THE PROBLEM: Read the data and repeat all of it exactly.

---*---

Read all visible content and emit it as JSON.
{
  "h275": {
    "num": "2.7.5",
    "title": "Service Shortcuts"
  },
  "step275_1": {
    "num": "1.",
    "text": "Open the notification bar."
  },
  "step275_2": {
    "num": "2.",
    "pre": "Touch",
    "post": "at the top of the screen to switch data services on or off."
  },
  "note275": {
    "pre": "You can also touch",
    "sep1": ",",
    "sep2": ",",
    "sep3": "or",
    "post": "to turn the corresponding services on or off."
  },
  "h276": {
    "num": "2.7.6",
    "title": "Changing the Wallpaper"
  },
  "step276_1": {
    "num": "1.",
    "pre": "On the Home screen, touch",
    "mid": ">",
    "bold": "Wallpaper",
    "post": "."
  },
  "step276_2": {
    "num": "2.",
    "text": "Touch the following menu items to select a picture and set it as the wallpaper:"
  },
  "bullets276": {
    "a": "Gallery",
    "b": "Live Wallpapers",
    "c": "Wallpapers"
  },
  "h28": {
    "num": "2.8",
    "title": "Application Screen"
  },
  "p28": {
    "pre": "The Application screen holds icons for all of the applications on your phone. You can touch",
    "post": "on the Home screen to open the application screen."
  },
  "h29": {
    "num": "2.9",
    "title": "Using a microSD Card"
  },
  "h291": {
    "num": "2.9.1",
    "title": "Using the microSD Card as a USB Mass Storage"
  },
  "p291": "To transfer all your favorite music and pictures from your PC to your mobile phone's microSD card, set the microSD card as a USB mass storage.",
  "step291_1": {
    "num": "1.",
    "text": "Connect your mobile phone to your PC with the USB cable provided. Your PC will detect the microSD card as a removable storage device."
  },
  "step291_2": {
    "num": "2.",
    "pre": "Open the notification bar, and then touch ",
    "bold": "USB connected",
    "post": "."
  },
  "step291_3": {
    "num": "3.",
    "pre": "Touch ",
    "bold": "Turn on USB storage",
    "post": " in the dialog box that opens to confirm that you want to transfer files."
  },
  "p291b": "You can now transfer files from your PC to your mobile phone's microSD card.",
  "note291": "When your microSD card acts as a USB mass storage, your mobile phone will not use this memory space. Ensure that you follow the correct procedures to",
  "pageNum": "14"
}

---*---

SOLUTION TO THIS PROBLEM:
Read all visible content and emit it as JSON.
{
  "h275": {
    "num": "2.7.5",
    "title": "Service Shortcuts"
  },
  "step275_1": {
    "num": "1.",
    "text": "Open the notification bar."
  },
  "step275_2": {
    "num": "2.",
    "pre": "Touch",
    "post": "at the top of the screen to switch data services on or off."
  },
  "note275": {
    "pre": "You can also touch",
    "sep1": ",",
    "sep2": ",",
    "sep3": "or",
    "post": "to turn the corresponding services on or off."
  },
  "h276": {
    "num": "2.7.6",
    "title": "Changing the Wallpaper"
  },
  "step276_1": {
    "num": "1.",
    "pre": "On the Home screen, touch",
    "mid": ">",
    "bold": "Wallpaper",
    "post": "."
  },
  "step276_2": {
    "num": "2.",
    "text": "Touch the following menu items to select a picture and set it as the wallpaper:"
  },
  "bullets276": {
    "a": "Gallery",
    "b": "Live Wallpapers",
    "c": "Wallpapers"
  },
  "h28": {
    "num": "2.8",
    "title": "Application Screen"
  },
  "p28": {
    "pre": "The Application screen holds icons for all of the applications on your phone. You can touch",
    "post": "on the Home screen to open the application screen."
  },
  "h29": {
    "num": "2.9",
    "title": "Using a microSD Card"
  },
  "h291": {
    "num": "2.9.1",
    "title": "Using the microSD Card as a USB Mass Storage"
  },
  "p291": "To transfer all your favorite music and pictures from your PC to your mobile phone's microSD card, set the microSD card as a USB mass storage.",
  "step291_1": {
    "num": "1.",
    "text": "Connect your mobile phone to your PC with the USB cable provided. Your PC will detect the microSD card as a removable storage device."
  },
  "step291_2": {
    "num": "2.",
    "pre": "Open the notification bar, and then touch ",
    "bold": "USB connected",
    "post": "."
  },
  "step291_3": {
    "num": "3.",
    "pre": "Touch ",
    "bold": "Turn on USB storage",
    "post": " in the dialog box that opens to confirm that you want to transfer files."
  },
  "p291b": "You can now transfer files from your PC to your mobile phone's microSD card.",
  "note291": "When your microSD card acts as a USB mass storage, your mobile phone will not use this memory space. Ensure that you follow the correct procedures to",
  "pageNum": "14"
}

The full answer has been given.